- [What to do]: Locate each line below that includes "Token" and reproduce it.

- [Source data]:
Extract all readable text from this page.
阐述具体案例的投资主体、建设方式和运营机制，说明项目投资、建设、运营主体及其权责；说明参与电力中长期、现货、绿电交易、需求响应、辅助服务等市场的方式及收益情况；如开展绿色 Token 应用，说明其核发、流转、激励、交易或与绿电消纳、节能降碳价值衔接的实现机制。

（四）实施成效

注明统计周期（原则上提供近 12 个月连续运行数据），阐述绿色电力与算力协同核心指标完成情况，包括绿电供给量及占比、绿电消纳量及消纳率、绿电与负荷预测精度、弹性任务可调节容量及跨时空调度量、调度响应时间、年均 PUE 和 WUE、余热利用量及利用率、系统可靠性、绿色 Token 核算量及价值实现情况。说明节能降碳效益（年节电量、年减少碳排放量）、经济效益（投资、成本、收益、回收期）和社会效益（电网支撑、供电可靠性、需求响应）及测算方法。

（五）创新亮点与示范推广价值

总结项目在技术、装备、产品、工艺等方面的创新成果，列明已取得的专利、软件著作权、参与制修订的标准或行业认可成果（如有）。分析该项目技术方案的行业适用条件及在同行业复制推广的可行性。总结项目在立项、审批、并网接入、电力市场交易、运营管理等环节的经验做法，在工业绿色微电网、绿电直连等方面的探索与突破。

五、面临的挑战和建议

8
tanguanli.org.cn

- [Written response]:
阐述具体案例的投资主体、建设方式和运营机制，说明项目投资、建设、运营主体及其权责；说明参与电力中长期、现货、绿电交易、需求响应、辅助服务等市场的方式及收益情况；如开展绿色 Token 应用，说明其核发、流转、激励、交易或与绿电消纳、节能降碳价值衔接的实现机制。
注明统计周期（原则上提供近 12 个月连续运行数据），阐述绿色电力与算力协同核心指标完成情况，包括绿电供给量及占比、绿电消纳量及消纳率、绿电与负荷预测精度、弹性任务可调节容量及跨时空调度量、调度响应时间、年均 PUE 和 WUE、余热利用量及利用率、系统可靠性、绿色 Token 核算量及价值实现情况。说明节能降碳效益（年节电量、年减少碳排放量）、经济效益（投资、成本、收益、回收期）和社会效益（电网支撑、供电可靠性、需求响应）及测算方法。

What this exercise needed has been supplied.